- _Task objective_
Only the number is wanted: how many lines contain the string "Patrimonial"?

Stored data entries
►

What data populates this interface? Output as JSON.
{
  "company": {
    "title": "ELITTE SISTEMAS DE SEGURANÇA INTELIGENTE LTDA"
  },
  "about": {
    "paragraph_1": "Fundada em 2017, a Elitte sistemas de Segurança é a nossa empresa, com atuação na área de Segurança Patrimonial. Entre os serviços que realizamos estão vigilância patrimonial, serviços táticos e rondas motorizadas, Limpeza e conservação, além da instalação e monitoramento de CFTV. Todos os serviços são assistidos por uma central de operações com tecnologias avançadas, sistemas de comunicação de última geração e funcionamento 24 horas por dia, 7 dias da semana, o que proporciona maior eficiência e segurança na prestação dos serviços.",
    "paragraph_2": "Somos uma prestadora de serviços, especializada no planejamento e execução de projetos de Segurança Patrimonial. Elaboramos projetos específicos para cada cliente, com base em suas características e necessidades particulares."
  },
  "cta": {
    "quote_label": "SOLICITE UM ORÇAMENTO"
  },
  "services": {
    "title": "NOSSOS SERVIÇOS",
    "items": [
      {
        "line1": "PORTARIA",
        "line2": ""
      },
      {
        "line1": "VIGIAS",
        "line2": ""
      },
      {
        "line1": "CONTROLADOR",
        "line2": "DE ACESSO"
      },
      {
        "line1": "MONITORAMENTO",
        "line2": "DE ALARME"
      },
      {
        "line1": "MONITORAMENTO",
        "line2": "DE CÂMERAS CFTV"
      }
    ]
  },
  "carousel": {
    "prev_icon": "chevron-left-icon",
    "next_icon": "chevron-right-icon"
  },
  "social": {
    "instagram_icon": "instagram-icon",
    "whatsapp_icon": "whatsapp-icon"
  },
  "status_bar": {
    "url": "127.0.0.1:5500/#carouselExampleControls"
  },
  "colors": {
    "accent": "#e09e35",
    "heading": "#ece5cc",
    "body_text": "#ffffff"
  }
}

◄

- _Solution to this exercise_
2